Stored items
◇ ◇ ◇

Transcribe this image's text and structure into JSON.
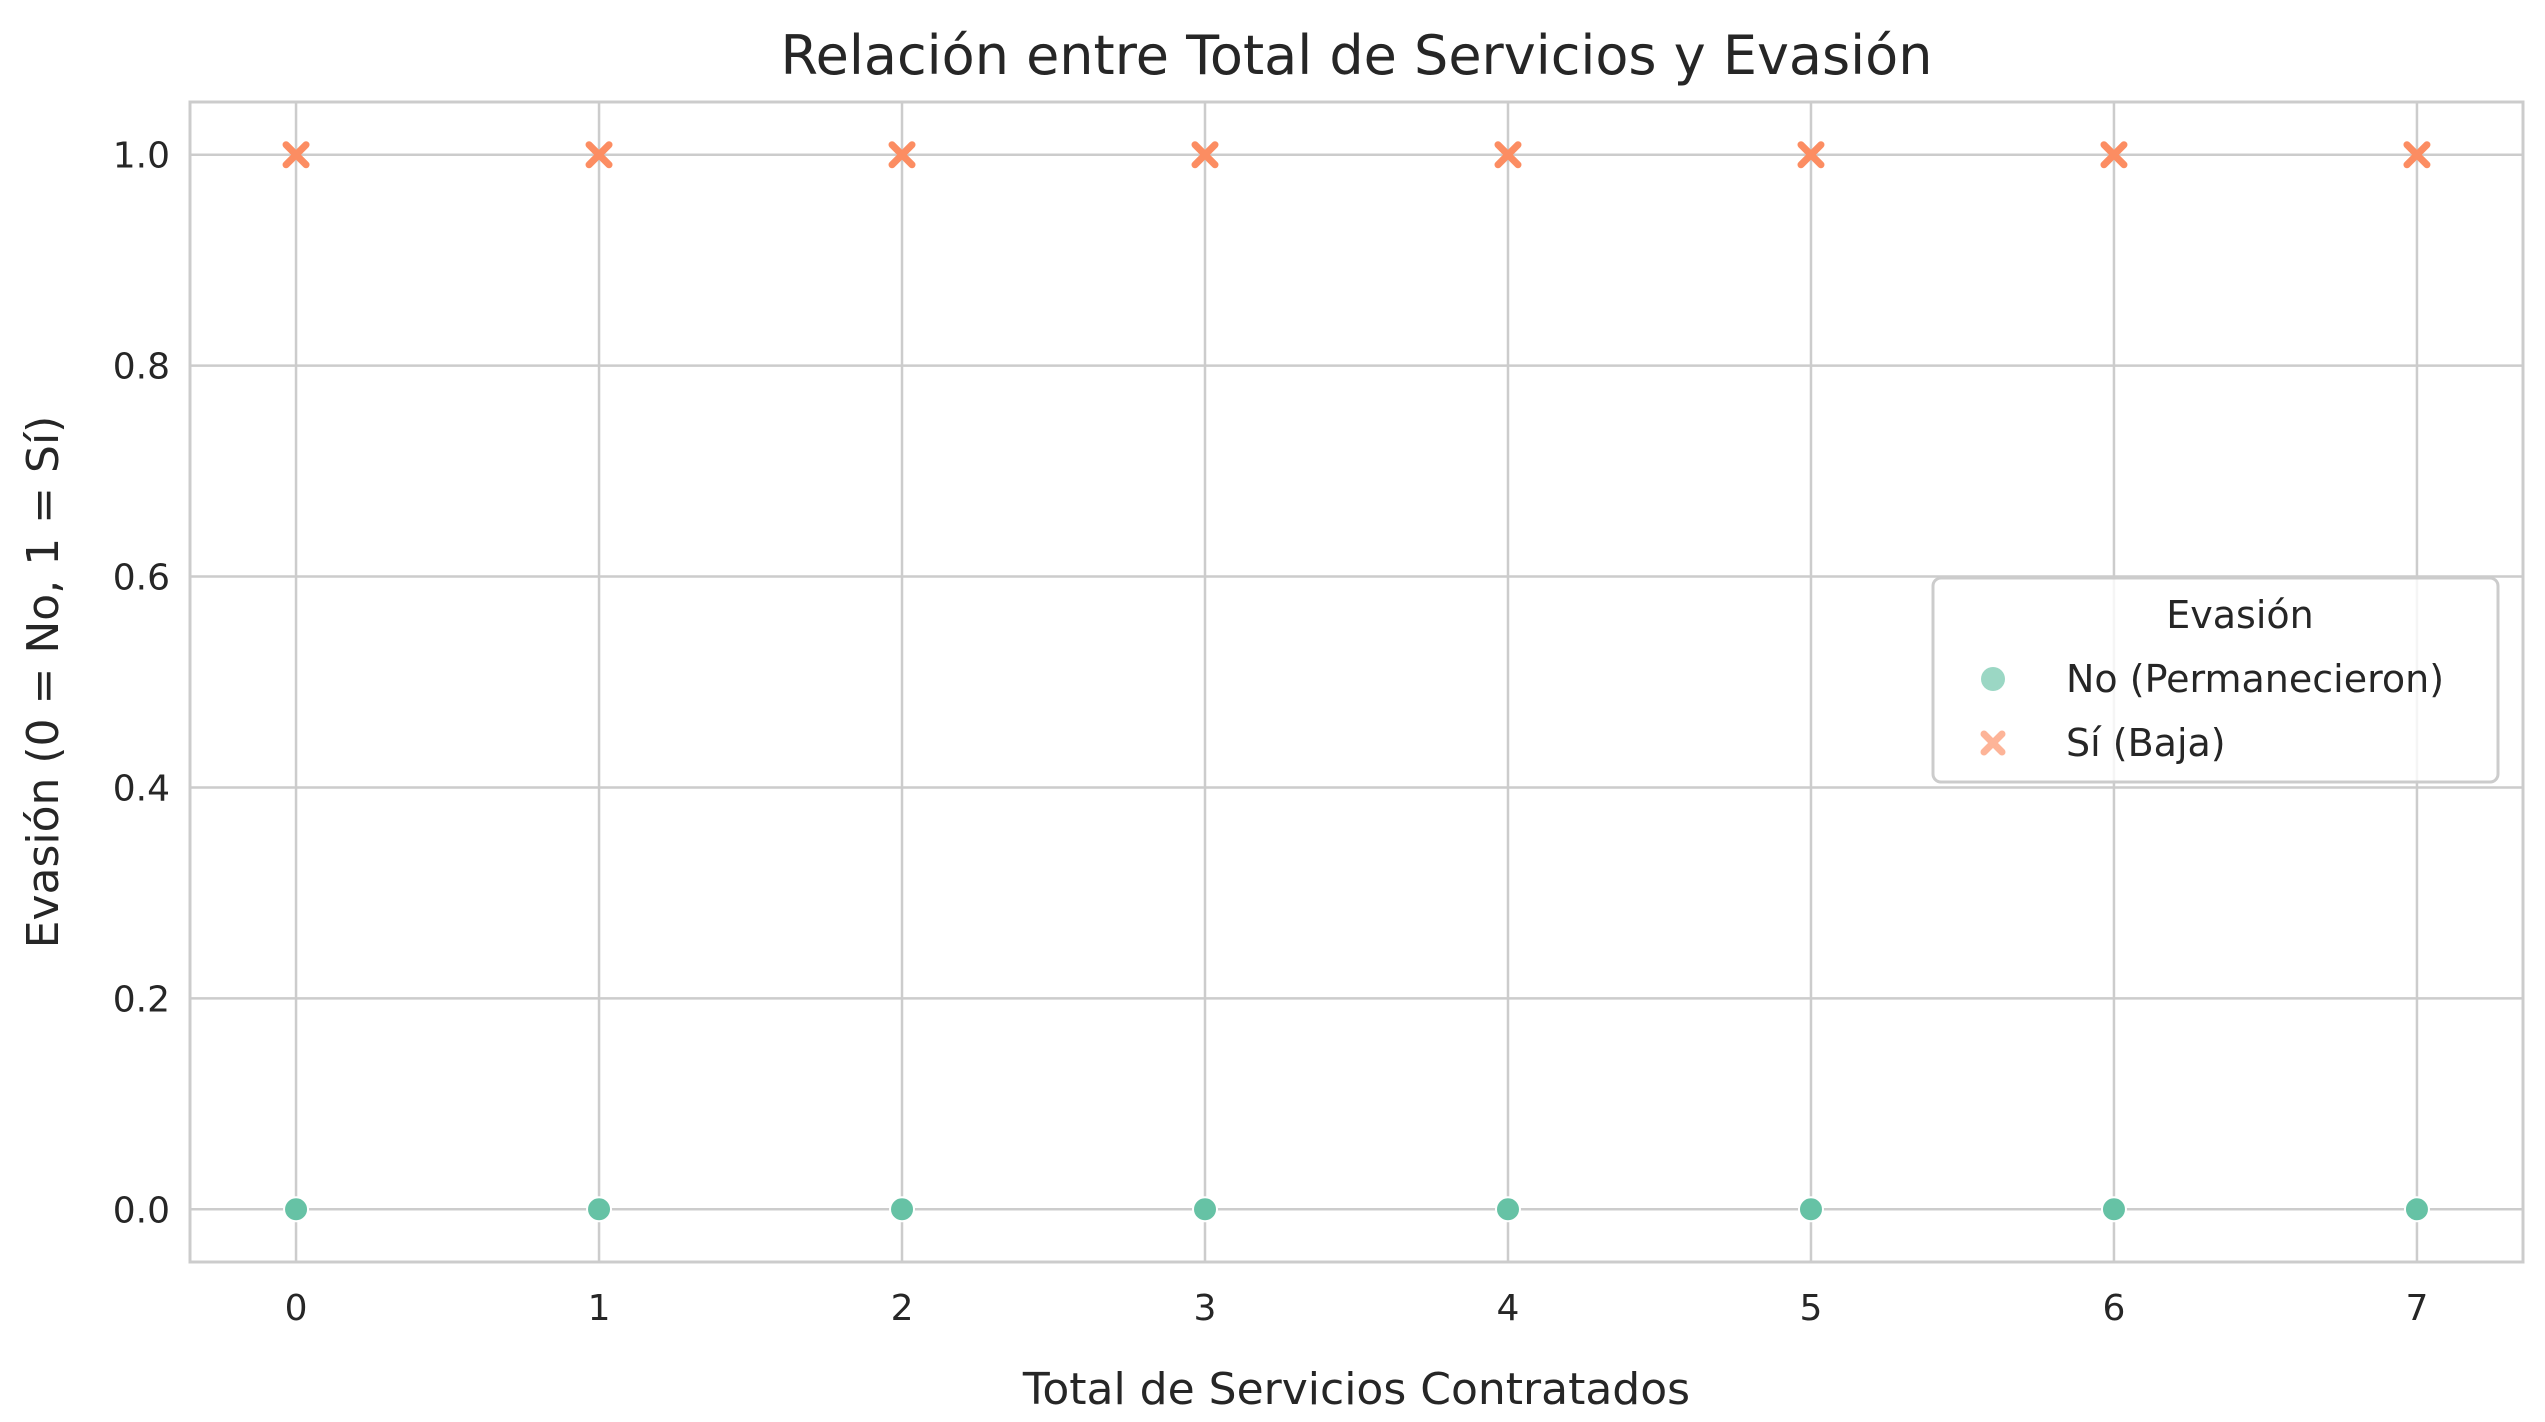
{
  "chart_data": {
    "type": "scatter",
    "title": "Relación entre Total de Servicios y Evasión",
    "xlabel": "Total de Servicios Contratados",
    "ylabel": "Evasión (0 = No, 1 = Sí)",
    "xlim": [
      -0.35,
      7.35
    ],
    "ylim": [
      -0.05,
      1.05
    ],
    "xticks": [
      0,
      1,
      2,
      3,
      4,
      5,
      6,
      7
    ],
    "xtick_labels": [
      "0",
      "1",
      "2",
      "3",
      "4",
      "5",
      "6",
      "7"
    ],
    "yticks": [
      0.0,
      0.2,
      0.4,
      0.6,
      0.8,
      1.0
    ],
    "ytick_labels": [
      "0.0",
      "0.2",
      "0.4",
      "0.6",
      "0.8",
      "1.0"
    ],
    "grid": true,
    "legend": {
      "title": "Evasión",
      "placement": "center-right"
    },
    "series": [
      {
        "name": "No (Permanecieron)",
        "marker": "circle",
        "color": "#66c2a5",
        "x": [
          0,
          1,
          2,
          3,
          4,
          5,
          6,
          7
        ],
        "y": [
          0,
          0,
          0,
          0,
          0,
          0,
          0,
          0
        ]
      },
      {
        "name": "Sí (Baja)",
        "marker": "x",
        "color": "#fc8d62",
        "x": [
          0,
          1,
          2,
          3,
          4,
          5,
          6,
          7
        ],
        "y": [
          1,
          1,
          1,
          1,
          1,
          1,
          1,
          1
        ]
      }
    ]
  },
  "colors": {
    "grid": "#cccccc",
    "spine": "#cccccc",
    "text": "#262626",
    "background": "#ffffff"
  }
}
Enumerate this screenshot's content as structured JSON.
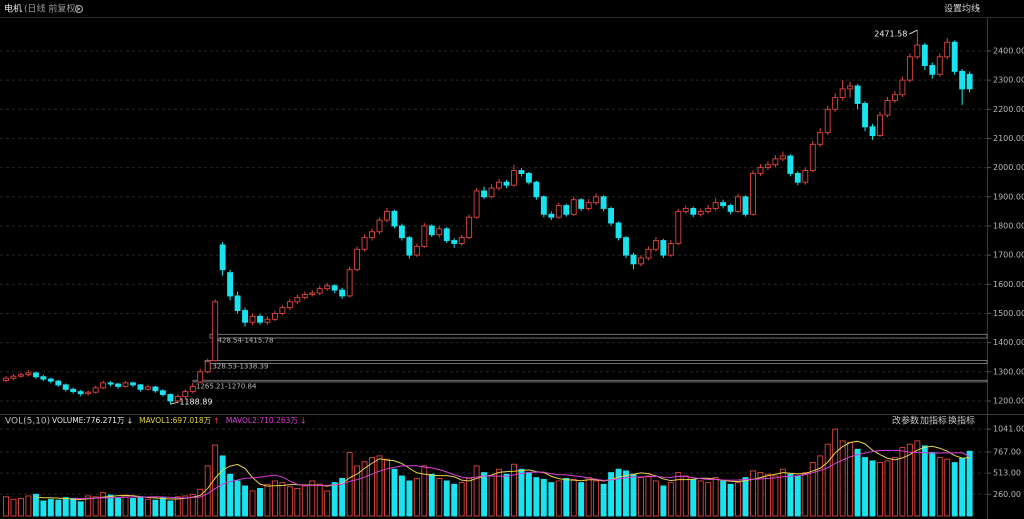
{
  "chart_data": [
    {
      "type": "candlestick",
      "title": "电机",
      "subtitle": "(日线 前复权)",
      "settings_button": "设置均线",
      "up_color": "#e0463e",
      "down_color": "#19e3ee",
      "grid": true,
      "ylim": [
        1169,
        2513
      ],
      "yticks": [
        {
          "value": 1200,
          "label": "1200.00"
        },
        {
          "value": 1300,
          "label": "1300.00"
        },
        {
          "value": 1400,
          "label": "1400.00"
        },
        {
          "value": 1500,
          "label": "1500.00"
        },
        {
          "value": 1600,
          "label": "1600.00"
        },
        {
          "value": 1700,
          "label": "1700.00"
        },
        {
          "value": 1800,
          "label": "1800.00"
        },
        {
          "value": 1900,
          "label": "1900.00"
        },
        {
          "value": 2000,
          "label": "2000.00"
        },
        {
          "value": 2100,
          "label": "2100.00"
        },
        {
          "value": 2200,
          "label": "2200.00"
        },
        {
          "value": 2300,
          "label": "2300.00"
        },
        {
          "value": 2400,
          "label": "2400.00"
        }
      ],
      "gaps": [
        {
          "values": [
            1428.54,
            1415.78
          ],
          "label": "1428.54-1415.78"
        },
        {
          "values": [
            1328.53,
            1338.39
          ],
          "label": "1328.53-1338.39"
        },
        {
          "values": [
            1265.21,
            1270.84
          ],
          "label": "1265.21-1270.84"
        }
      ],
      "open": [
        1270,
        1278,
        1285,
        1290,
        1296,
        1283,
        1275,
        1268,
        1255,
        1240,
        1232,
        1225,
        1230,
        1245,
        1262,
        1258,
        1250,
        1262,
        1255,
        1240,
        1248,
        1235,
        1222,
        1200,
        1215,
        1232,
        1265.21,
        1300,
        1338.39,
        1735,
        1640,
        1560,
        1510,
        1470,
        1490,
        1470,
        1480,
        1500,
        1520,
        1540,
        1555,
        1565,
        1570,
        1585,
        1595,
        1580,
        1560,
        1650,
        1720,
        1760,
        1780,
        1820,
        1850,
        1800,
        1760,
        1700,
        1730,
        1800,
        1770,
        1790,
        1750,
        1740,
        1760,
        1830,
        1920,
        1900,
        1930,
        1950,
        1940,
        1990,
        1980,
        1950,
        1900,
        1840,
        1830,
        1870,
        1840,
        1890,
        1860,
        1880,
        1900,
        1860,
        1810,
        1760,
        1700,
        1670,
        1690,
        1720,
        1750,
        1700,
        1740,
        1850,
        1860,
        1840,
        1850,
        1860,
        1880,
        1870,
        1850,
        1900,
        1840,
        1980,
        2000,
        2010,
        2030,
        2040,
        1980,
        1950,
        1990,
        2080,
        2120,
        2200,
        2240,
        2270,
        2280,
        2220,
        2140,
        2110,
        2180,
        2230,
        2250,
        2300,
        2380,
        2420,
        2350,
        2320,
        2380,
        2430,
        2330,
        2320
      ],
      "high": [
        1285,
        1292,
        1298,
        1305,
        1300,
        1290,
        1280,
        1272,
        1260,
        1246,
        1238,
        1236,
        1252,
        1270,
        1268,
        1262,
        1268,
        1266,
        1258,
        1255,
        1252,
        1240,
        1226,
        1222,
        1240,
        1262,
        1310,
        1345,
        1548,
        1745,
        1650,
        1575,
        1520,
        1500,
        1498,
        1490,
        1510,
        1528,
        1550,
        1565,
        1575,
        1580,
        1595,
        1605,
        1600,
        1588,
        1660,
        1730,
        1772,
        1792,
        1830,
        1862,
        1856,
        1808,
        1765,
        1740,
        1810,
        1805,
        1800,
        1796,
        1758,
        1770,
        1840,
        1930,
        1935,
        1942,
        1962,
        1958,
        2010,
        1998,
        1985,
        1955,
        1905,
        1850,
        1880,
        1876,
        1900,
        1895,
        1892,
        1912,
        1905,
        1866,
        1815,
        1765,
        1708,
        1700,
        1730,
        1762,
        1756,
        1752,
        1858,
        1870,
        1866,
        1860,
        1872,
        1895,
        1890,
        1876,
        1910,
        1905,
        1990,
        2012,
        2022,
        2042,
        2055,
        2046,
        1988,
        2000,
        2092,
        2135,
        2212,
        2255,
        2300,
        2295,
        2286,
        2228,
        2150,
        2192,
        2242,
        2262,
        2312,
        2392,
        2471.58,
        2428,
        2360,
        2392,
        2445,
        2436,
        2338,
        2330
      ],
      "low": [
        1265,
        1272,
        1280,
        1284,
        1276,
        1268,
        1260,
        1248,
        1232,
        1225,
        1216,
        1218,
        1226,
        1240,
        1250,
        1242,
        1246,
        1248,
        1232,
        1235,
        1228,
        1215,
        1188.89,
        1195,
        1208,
        1226,
        1262,
        1295,
        1335,
        1630,
        1545,
        1500,
        1455,
        1460,
        1462,
        1462,
        1474,
        1494,
        1512,
        1532,
        1548,
        1558,
        1562,
        1578,
        1570,
        1550,
        1555,
        1645,
        1712,
        1750,
        1772,
        1812,
        1792,
        1750,
        1688,
        1694,
        1725,
        1762,
        1760,
        1742,
        1725,
        1732,
        1755,
        1825,
        1892,
        1895,
        1922,
        1930,
        1935,
        1970,
        1942,
        1890,
        1830,
        1820,
        1825,
        1832,
        1835,
        1852,
        1852,
        1872,
        1850,
        1800,
        1750,
        1690,
        1652,
        1662,
        1682,
        1712,
        1690,
        1694,
        1735,
        1842,
        1830,
        1832,
        1842,
        1852,
        1860,
        1840,
        1845,
        1832,
        1836,
        1972,
        1992,
        2002,
        2022,
        1970,
        1940,
        1942,
        1985,
        2072,
        2112,
        2190,
        2230,
        2240,
        2200,
        2125,
        2095,
        2105,
        2172,
        2222,
        2242,
        2292,
        2372,
        2335,
        2305,
        2312,
        2372,
        2318,
        2215,
        2258
      ],
      "close": [
        1278,
        1285,
        1290,
        1296,
        1283,
        1275,
        1268,
        1255,
        1240,
        1232,
        1225,
        1230,
        1245,
        1262,
        1258,
        1250,
        1262,
        1255,
        1240,
        1248,
        1235,
        1222,
        1200,
        1215,
        1232,
        1250,
        1300,
        1335,
        1540,
        1650,
        1560,
        1510,
        1470,
        1490,
        1470,
        1480,
        1500,
        1520,
        1540,
        1555,
        1565,
        1570,
        1585,
        1595,
        1580,
        1560,
        1650,
        1720,
        1760,
        1780,
        1820,
        1850,
        1800,
        1760,
        1700,
        1730,
        1800,
        1770,
        1790,
        1750,
        1740,
        1760,
        1830,
        1920,
        1900,
        1930,
        1950,
        1940,
        1990,
        1980,
        1950,
        1900,
        1840,
        1830,
        1870,
        1840,
        1890,
        1860,
        1880,
        1900,
        1860,
        1810,
        1760,
        1700,
        1670,
        1690,
        1720,
        1750,
        1700,
        1740,
        1850,
        1860,
        1840,
        1850,
        1860,
        1880,
        1870,
        1850,
        1900,
        1840,
        1980,
        2000,
        2010,
        2030,
        2040,
        1980,
        1950,
        1990,
        2080,
        2120,
        2200,
        2240,
        2270,
        2280,
        2220,
        2140,
        2110,
        2180,
        2230,
        2250,
        2300,
        2380,
        2420,
        2350,
        2320,
        2380,
        2430,
        2330,
        2270,
        2270
      ]
    },
    {
      "type": "volume",
      "indicator": "VOL(5,10)",
      "buttons": [
        "改参数",
        "加指标",
        "换指标"
      ],
      "ylim": [
        0,
        1150
      ],
      "yticks": [
        {
          "value": 260,
          "label": "260.00"
        },
        {
          "value": 513,
          "label": "513.00"
        },
        {
          "value": 767,
          "label": "767.00"
        },
        {
          "value": 1041,
          "label": "1041.00"
        }
      ],
      "series": [
        {
          "name": "VOLUME:776.271万",
          "trend": "↓",
          "color": "#e8e8e8",
          "values": [
            230,
            200,
            210,
            240,
            260,
            180,
            200,
            190,
            220,
            210,
            170,
            240,
            230,
            280,
            250,
            220,
            250,
            210,
            230,
            200,
            190,
            220,
            180,
            230,
            240,
            260,
            320,
            600,
            850,
            720,
            500,
            420,
            360,
            300,
            330,
            380,
            420,
            400,
            350,
            330,
            360,
            420,
            380,
            300,
            400,
            450,
            760,
            600,
            650,
            700,
            720,
            680,
            560,
            480,
            420,
            450,
            600,
            500,
            450,
            420,
            380,
            400,
            450,
            600,
            520,
            480,
            560,
            500,
            620,
            560,
            520,
            460,
            440,
            400,
            420,
            450,
            440,
            400,
            460,
            420,
            380,
            520,
            560,
            540,
            500,
            460,
            480,
            420,
            360,
            400,
            520,
            480,
            440,
            420,
            400,
            460,
            420,
            380,
            400,
            460,
            540,
            520,
            500,
            480,
            560,
            500,
            480,
            520,
            640,
            720,
            860,
            1040,
            900,
            880,
            800,
            700,
            660,
            640,
            660,
            700,
            820,
            860,
            900,
            840,
            760,
            700,
            680,
            640,
            689,
            776.271
          ]
        },
        {
          "name": "MAVOL1:697.018万",
          "trend": "↑",
          "color": "#e6d34a",
          "values": [
            null,
            null,
            null,
            null,
            228,
            218,
            218,
            214,
            210,
            200,
            198,
            206,
            214,
            226,
            234,
            244,
            246,
            242,
            232,
            222,
            216,
            210,
            204,
            204,
            212,
            226,
            246,
            330,
            454,
            550,
            598,
            618,
            570,
            460,
            382,
            358,
            362,
            366,
            376,
            376,
            372,
            372,
            368,
            358,
            372,
            390,
            458,
            502,
            572,
            632,
            686,
            670,
            662,
            628,
            572,
            518,
            502,
            490,
            484,
            484,
            470,
            430,
            420,
            450,
            474,
            490,
            522,
            532,
            536,
            544,
            552,
            532,
            520,
            476,
            448,
            434,
            430,
            422,
            434,
            434,
            420,
            436,
            468,
            484,
            500,
            516,
            508,
            480,
            444,
            424,
            436,
            436,
            440,
            452,
            452,
            440,
            428,
            416,
            412,
            424,
            440,
            460,
            484,
            500,
            520,
            512,
            504,
            508,
            540,
            572,
            644,
            756,
            832,
            880,
            896,
            864,
            788,
            736,
            692,
            672,
            696,
            736,
            788,
            824,
            836,
            812,
            776,
            724,
            693.8,
            697.018
          ]
        },
        {
          "name": "MAVOL2:710.263万",
          "trend": "↓",
          "color": "#d63fd6",
          "values": [
            null,
            null,
            null,
            null,
            null,
            null,
            null,
            null,
            null,
            214,
            208,
            212,
            214,
            218,
            217,
            221,
            226,
            228,
            229,
            228,
            230,
            228,
            223,
            218,
            217,
            221,
            228,
            267,
            329,
            381,
            412,
            432,
            450,
            457,
            466,
            478,
            490,
            468,
            418,
            379,
            365,
            367,
            367,
            367,
            374,
            381,
            415,
            435,
            465,
            502,
            538,
            564,
            582,
            600,
            602,
            602,
            586,
            576,
            556,
            528,
            494,
            466,
            455,
            467,
            479,
            480,
            476,
            476,
            493,
            509,
            521,
            527,
            526,
            506,
            496,
            493,
            481,
            471,
            455,
            441,
            427,
            433,
            445,
            459,
            467,
            468,
            472,
            474,
            464,
            462,
            476,
            472,
            460,
            448,
            438,
            438,
            432,
            428,
            432,
            438,
            440,
            444,
            450,
            456,
            472,
            476,
            482,
            496,
            520,
            546,
            578,
            630,
            670,
            710,
            734,
            754,
            772,
            784,
            786,
            784,
            780,
            762,
            762,
            758,
            754,
            754,
            756,
            756,
            759,
            710.263
          ]
        }
      ]
    }
  ]
}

◇ ◇ ◇

Problem to work on:
Lines containing the string "this" are to be selected and copied.

Exercise result:
Transcribe this image's text and structure into JSON.
Enumerate this screenshot's content as structured JSON.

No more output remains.